→ What to do:
Every record that follows should be printed verbatim.
#### Entries ####
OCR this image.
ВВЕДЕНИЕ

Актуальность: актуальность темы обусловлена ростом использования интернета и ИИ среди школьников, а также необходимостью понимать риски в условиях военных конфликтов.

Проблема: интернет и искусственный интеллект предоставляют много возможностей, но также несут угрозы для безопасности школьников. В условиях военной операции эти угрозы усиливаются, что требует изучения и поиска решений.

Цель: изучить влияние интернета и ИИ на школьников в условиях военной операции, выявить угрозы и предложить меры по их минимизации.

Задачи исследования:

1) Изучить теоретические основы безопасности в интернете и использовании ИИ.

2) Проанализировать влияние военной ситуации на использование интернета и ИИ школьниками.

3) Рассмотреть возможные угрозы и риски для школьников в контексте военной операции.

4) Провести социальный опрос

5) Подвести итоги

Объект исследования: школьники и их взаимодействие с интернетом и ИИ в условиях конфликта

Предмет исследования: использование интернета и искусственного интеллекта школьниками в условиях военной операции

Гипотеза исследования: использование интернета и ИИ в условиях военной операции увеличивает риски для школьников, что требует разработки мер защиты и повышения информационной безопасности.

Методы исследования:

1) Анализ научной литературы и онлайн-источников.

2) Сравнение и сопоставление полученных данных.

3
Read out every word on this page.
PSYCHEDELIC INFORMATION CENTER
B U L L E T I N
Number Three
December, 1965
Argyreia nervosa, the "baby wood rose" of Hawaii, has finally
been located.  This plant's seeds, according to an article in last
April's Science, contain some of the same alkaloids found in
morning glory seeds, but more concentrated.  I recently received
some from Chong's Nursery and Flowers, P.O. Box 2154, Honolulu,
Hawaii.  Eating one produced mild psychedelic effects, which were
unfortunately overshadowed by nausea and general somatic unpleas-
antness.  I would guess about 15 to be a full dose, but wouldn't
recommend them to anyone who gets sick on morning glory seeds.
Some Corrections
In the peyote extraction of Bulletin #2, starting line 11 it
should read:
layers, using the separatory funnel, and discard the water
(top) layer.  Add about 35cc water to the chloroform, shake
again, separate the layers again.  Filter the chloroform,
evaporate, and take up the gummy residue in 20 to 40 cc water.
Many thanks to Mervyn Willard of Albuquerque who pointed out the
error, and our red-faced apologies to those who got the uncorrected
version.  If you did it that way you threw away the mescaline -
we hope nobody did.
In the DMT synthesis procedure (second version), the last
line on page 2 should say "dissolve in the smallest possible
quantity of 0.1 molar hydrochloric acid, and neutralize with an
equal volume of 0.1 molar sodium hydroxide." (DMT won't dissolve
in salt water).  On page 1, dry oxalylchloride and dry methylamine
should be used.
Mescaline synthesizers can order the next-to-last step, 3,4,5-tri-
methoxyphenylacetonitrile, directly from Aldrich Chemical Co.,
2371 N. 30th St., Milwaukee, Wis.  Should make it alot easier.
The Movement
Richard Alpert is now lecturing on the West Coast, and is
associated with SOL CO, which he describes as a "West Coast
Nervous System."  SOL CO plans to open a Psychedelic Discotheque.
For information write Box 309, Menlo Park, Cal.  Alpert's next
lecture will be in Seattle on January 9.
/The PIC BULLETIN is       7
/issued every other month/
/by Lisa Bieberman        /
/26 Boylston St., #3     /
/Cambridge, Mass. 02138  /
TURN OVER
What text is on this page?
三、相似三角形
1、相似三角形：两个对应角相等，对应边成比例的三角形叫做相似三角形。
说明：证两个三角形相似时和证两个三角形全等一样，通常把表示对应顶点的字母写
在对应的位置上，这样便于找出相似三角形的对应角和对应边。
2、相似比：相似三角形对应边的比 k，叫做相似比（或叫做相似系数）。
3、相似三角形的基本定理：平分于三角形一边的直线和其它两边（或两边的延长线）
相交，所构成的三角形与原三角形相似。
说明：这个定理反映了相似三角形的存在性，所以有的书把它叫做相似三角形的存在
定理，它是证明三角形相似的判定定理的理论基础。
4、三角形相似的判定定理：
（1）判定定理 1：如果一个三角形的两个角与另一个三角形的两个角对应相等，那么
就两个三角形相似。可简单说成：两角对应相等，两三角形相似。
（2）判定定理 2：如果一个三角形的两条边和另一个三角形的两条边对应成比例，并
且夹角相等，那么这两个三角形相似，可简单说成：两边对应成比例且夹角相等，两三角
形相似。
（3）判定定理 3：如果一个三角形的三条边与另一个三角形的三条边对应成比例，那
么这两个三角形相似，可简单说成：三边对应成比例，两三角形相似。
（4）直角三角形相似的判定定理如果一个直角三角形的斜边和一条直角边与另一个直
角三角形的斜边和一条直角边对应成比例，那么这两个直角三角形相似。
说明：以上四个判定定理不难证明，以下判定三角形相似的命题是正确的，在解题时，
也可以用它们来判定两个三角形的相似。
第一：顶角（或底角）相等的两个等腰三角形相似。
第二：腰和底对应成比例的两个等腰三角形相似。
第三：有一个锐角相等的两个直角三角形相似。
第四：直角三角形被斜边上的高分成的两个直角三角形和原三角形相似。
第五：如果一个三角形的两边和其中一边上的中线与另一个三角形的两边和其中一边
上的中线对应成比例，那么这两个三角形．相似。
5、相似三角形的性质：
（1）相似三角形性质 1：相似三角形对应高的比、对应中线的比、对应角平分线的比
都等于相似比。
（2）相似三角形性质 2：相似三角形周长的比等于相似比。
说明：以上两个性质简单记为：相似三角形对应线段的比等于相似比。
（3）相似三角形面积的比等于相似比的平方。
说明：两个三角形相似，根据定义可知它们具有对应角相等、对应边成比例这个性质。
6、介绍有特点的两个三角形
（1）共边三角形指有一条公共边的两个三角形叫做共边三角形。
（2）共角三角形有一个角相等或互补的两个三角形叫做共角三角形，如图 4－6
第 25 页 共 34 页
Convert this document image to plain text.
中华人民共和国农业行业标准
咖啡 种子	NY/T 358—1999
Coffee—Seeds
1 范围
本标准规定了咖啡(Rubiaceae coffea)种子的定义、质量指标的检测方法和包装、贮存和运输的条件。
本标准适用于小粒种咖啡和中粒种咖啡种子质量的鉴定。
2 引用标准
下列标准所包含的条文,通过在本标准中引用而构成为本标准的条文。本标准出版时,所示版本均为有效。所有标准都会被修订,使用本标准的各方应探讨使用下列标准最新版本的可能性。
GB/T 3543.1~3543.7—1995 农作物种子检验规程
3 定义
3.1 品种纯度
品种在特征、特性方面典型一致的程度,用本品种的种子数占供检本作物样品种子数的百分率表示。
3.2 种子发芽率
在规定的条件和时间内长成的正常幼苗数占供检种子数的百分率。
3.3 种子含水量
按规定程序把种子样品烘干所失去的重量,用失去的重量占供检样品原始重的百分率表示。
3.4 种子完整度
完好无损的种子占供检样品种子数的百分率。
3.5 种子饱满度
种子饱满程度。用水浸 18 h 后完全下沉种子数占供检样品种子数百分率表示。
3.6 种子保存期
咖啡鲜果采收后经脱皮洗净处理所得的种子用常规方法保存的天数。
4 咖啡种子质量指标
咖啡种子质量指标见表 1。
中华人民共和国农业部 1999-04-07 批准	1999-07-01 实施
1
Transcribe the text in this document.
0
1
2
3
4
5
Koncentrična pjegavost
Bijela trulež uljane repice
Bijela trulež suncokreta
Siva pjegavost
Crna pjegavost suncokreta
####
→ Task output:
OCR this image.
ВВЕДЕНИЕ

Актуальность: актуальность темы обусловлена ростом использования интернета и ИИ среди школьников, а также необходимостью понимать риски в условиях военных конфликтов.

Проблема: интернет и искусственный интеллект предоставляют много возможностей, но также несут угрозы для безопасности школьников. В условиях военной операции эти угрозы усиливаются, что требует изучения и поиска решений.

Цель: изучить влияние интернета и ИИ на школьников в условиях военной операции, выявить угрозы и предложить меры по их минимизации.

Задачи исследования:

1) Изучить теоретические основы безопасности в интернете и использовании ИИ.

2) Проанализировать влияние военной ситуации на использование интернета и ИИ школьниками.

3) Рассмотреть возможные угрозы и риски для школьников в контексте военной операции.

4) Провести социальный опрос

5) Подвести итоги

Объект исследования: школьники и их взаимодействие с интернетом и ИИ в условиях конфликта

Предмет исследования: использование интернета и искусственного интеллекта школьниками в условиях военной операции

Гипотеза исследования: использование интернета и ИИ в условиях военной операции увеличивает риски для школьников, что требует разработки мер защиты и повышения информационной безопасности.

Методы исследования:

1) Анализ научной литературы и онлайн-источников.

2) Сравнение и сопоставление полученных данных.

3
Read out every word on this page.
PSYCHEDELIC INFORMATION CENTER
B U L L E T I N
Number Three
December, 1965
Argyreia nervosa, the "baby wood rose" of Hawaii, has finally
been located.  This plant's seeds, according to an article in last
April's Science, contain some of the same alkaloids found in
morning glory seeds, but more concentrated.  I recently received
some from Chong's Nursery and Flowers, P.O. Box 2154, Honolulu,
Hawaii.  Eating one produced mild psychedelic effects, which were
unfortunately overshadowed by nausea and general somatic unpleas-
antness.  I would guess about 15 to be a full dose, but wouldn't
recommend them to anyone who gets sick on morning glory seeds.
Some Corrections
In the peyote extraction of Bulletin #2, starting line 11 it
should read:
layers, using the separatory funnel, and discard the water
(top) layer.  Add about 35cc water to the chloroform, shake
again, separate the layers again.  Filter the chloroform,
evaporate, and take up the gummy residue in 20 to 40 cc water.
Many thanks to Mervyn Willard of Albuquerque who pointed out the
error, and our red-faced apologies to those who got the uncorrected
version.  If you did it that way you threw away the mescaline -
we hope nobody did.
In the DMT synthesis procedure (second version), the last
line on page 2 should say "dissolve in the smallest possible
quantity of 0.1 molar hydrochloric acid, and neutralize with an
equal volume of 0.1 molar sodium hydroxide." (DMT won't dissolve
in salt water).  On page 1, dry oxalylchloride and dry methylamine
should be used.
Mescaline synthesizers can order the next-to-last step, 3,4,5-tri-
methoxyphenylacetonitrile, directly from Aldrich Chemical Co.,
2371 N. 30th St., Milwaukee, Wis.  Should make it alot easier.
The Movement
Richard Alpert is now lecturing on the West Coast, and is
associated with SOL CO, which he describes as a "West Coast
Nervous System."  SOL CO plans to open a Psychedelic Discotheque.
For information write Box 309, Menlo Park, Cal.  Alpert's next
lecture will be in Seattle on January 9.
/The PIC BULLETIN is       7
/issued every other month/
/by Lisa Bieberman        /
/26 Boylston St., #3     /
/Cambridge, Mass. 02138  /
TURN OVER
What text is on this page?
三、相似三角形
1、相似三角形：两个对应角相等，对应边成比例的三角形叫做相似三角形。
说明：证两个三角形相似时和证两个三角形全等一样，通常把表示对应顶点的字母写
在对应的位置上，这样便于找出相似三角形的对应角和对应边。
2、相似比：相似三角形对应边的比 k，叫做相似比（或叫做相似系数）。
3、相似三角形的基本定理：平分于三角形一边的直线和其它两边（或两边的延长线）
相交，所构成的三角形与原三角形相似。
说明：这个定理反映了相似三角形的存在性，所以有的书把它叫做相似三角形的存在
定理，它是证明三角形相似的判定定理的理论基础。
4、三角形相似的判定定理：
（1）判定定理 1：如果一个三角形的两个角与另一个三角形的两个角对应相等，那么
就两个三角形相似。可简单说成：两角对应相等，两三角形相似。
（2）判定定理 2：如果一个三角形的两条边和另一个三角形的两条边对应成比例，并
且夹角相等，那么这两个三角形相似，可简单说成：两边对应成比例且夹角相等，两三角
形相似。
（3）判定定理 3：如果一个三角形的三条边与另一个三角形的三条边对应成比例，那
么这两个三角形相似，可简单说成：三边对应成比例，两三角形相似。
（4）直角三角形相似的判定定理如果一个直角三角形的斜边和一条直角边与另一个直
角三角形的斜边和一条直角边对应成比例，那么这两个直角三角形相似。
说明：以上四个判定定理不难证明，以下判定三角形相似的命题是正确的，在解题时，
也可以用它们来判定两个三角形的相似。
第一：顶角（或底角）相等的两个等腰三角形相似。
第二：腰和底对应成比例的两个等腰三角形相似。
第三：有一个锐角相等的两个直角三角形相似。
第四：直角三角形被斜边上的高分成的两个直角三角形和原三角形相似。
第五：如果一个三角形的两边和其中一边上的中线与另一个三角形的两边和其中一边
上的中线对应成比例，那么这两个三角形．相似。
5、相似三角形的性质：
（1）相似三角形性质 1：相似三角形对应高的比、对应中线的比、对应角平分线的比
都等于相似比。
（2）相似三角形性质 2：相似三角形周长的比等于相似比。
说明：以上两个性质简单记为：相似三角形对应线段的比等于相似比。
（3）相似三角形面积的比等于相似比的平方。
说明：两个三角形相似，根据定义可知它们具有对应角相等、对应边成比例这个性质。
6、介绍有特点的两个三角形
（1）共边三角形指有一条公共边的两个三角形叫做共边三角形。
（2）共角三角形有一个角相等或互补的两个三角形叫做共角三角形，如图 4－6
第 25 页 共 34 页
Convert this document image to plain text.
中华人民共和国农业行业标准
咖啡 种子	NY/T 358—1999
Coffee—Seeds
1 范围
本标准规定了咖啡(Rubiaceae coffea)种子的定义、质量指标的检测方法和包装、贮存和运输的条件。
本标准适用于小粒种咖啡和中粒种咖啡种子质量的鉴定。
2 引用标准
下列标准所包含的条文,通过在本标准中引用而构成为本标准的条文。本标准出版时,所示版本均为有效。所有标准都会被修订,使用本标准的各方应探讨使用下列标准最新版本的可能性。
GB/T 3543.1~3543.7—1995 农作物种子检验规程
3 定义
3.1 品种纯度
品种在特征、特性方面典型一致的程度,用本品种的种子数占供检本作物样品种子数的百分率表示。
3.2 种子发芽率
在规定的条件和时间内长成的正常幼苗数占供检种子数的百分率。
3.3 种子含水量
按规定程序把种子样品烘干所失去的重量,用失去的重量占供检样品原始重的百分率表示。
3.4 种子完整度
完好无损的种子占供检样品种子数的百分率。
3.5 种子饱满度
种子饱满程度。用水浸 18 h 后完全下沉种子数占供检样品种子数百分率表示。
3.6 种子保存期
咖啡鲜果采收后经脱皮洗净处理所得的种子用常规方法保存的天数。
4 咖啡种子质量指标
咖啡种子质量指标见表 1。
中华人民共和国农业部 1999-04-07 批准	1999-07-01 实施
1
Transcribe the text in this document.
0
1
2
3
4
5
Koncentrična pjegavost
Bijela trulež uljane repice
Bijela trulež suncokreta
Siva pjegavost
Crna pjegavost suncokreta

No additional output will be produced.